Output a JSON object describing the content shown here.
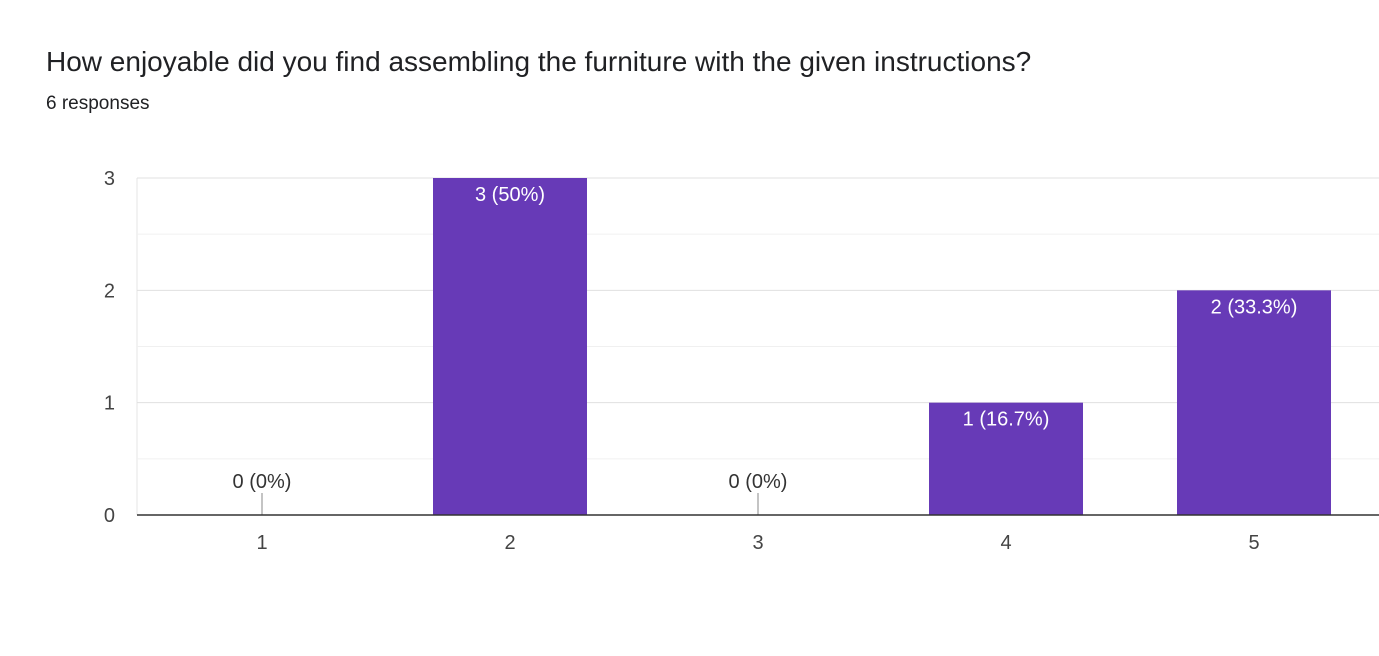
{
  "question": {
    "title": "How enjoyable did you find assembling the furniture with the given instructions?",
    "responses": "6 responses"
  },
  "chart_data": {
    "type": "bar",
    "categories": [
      "1",
      "2",
      "3",
      "4",
      "5"
    ],
    "values": [
      0,
      3,
      0,
      1,
      2
    ],
    "data_labels": [
      "0 (0%)",
      "3 (50%)",
      "0 (0%)",
      "1 (16.7%)",
      "2 (33.3%)"
    ],
    "y_ticks": [
      "0",
      "1",
      "2",
      "3"
    ],
    "ylim": [
      0,
      3
    ],
    "grid": true,
    "bar_color": "#673ab7"
  }
}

- REQUEST
Transcribe all the lines above exactly, apart from the pictures.

- EXERCISE SOLUTION
Output a JSON object describing the content shown here.
{
  "question": {
    "title": "How enjoyable did you find assembling the furniture with the given instructions?",
    "responses": "6 responses"
  },
  "chart_data": {
    "type": "bar",
    "categories": [
      "1",
      "2",
      "3",
      "4",
      "5"
    ],
    "values": [
      0,
      3,
      0,
      1,
      2
    ],
    "data_labels": [
      "0 (0%)",
      "3 (50%)",
      "0 (0%)",
      "1 (16.7%)",
      "2 (33.3%)"
    ],
    "y_ticks": [
      "0",
      "1",
      "2",
      "3"
    ],
    "ylim": [
      0,
      3
    ],
    "grid": true,
    "bar_color": "#673ab7"
  }
}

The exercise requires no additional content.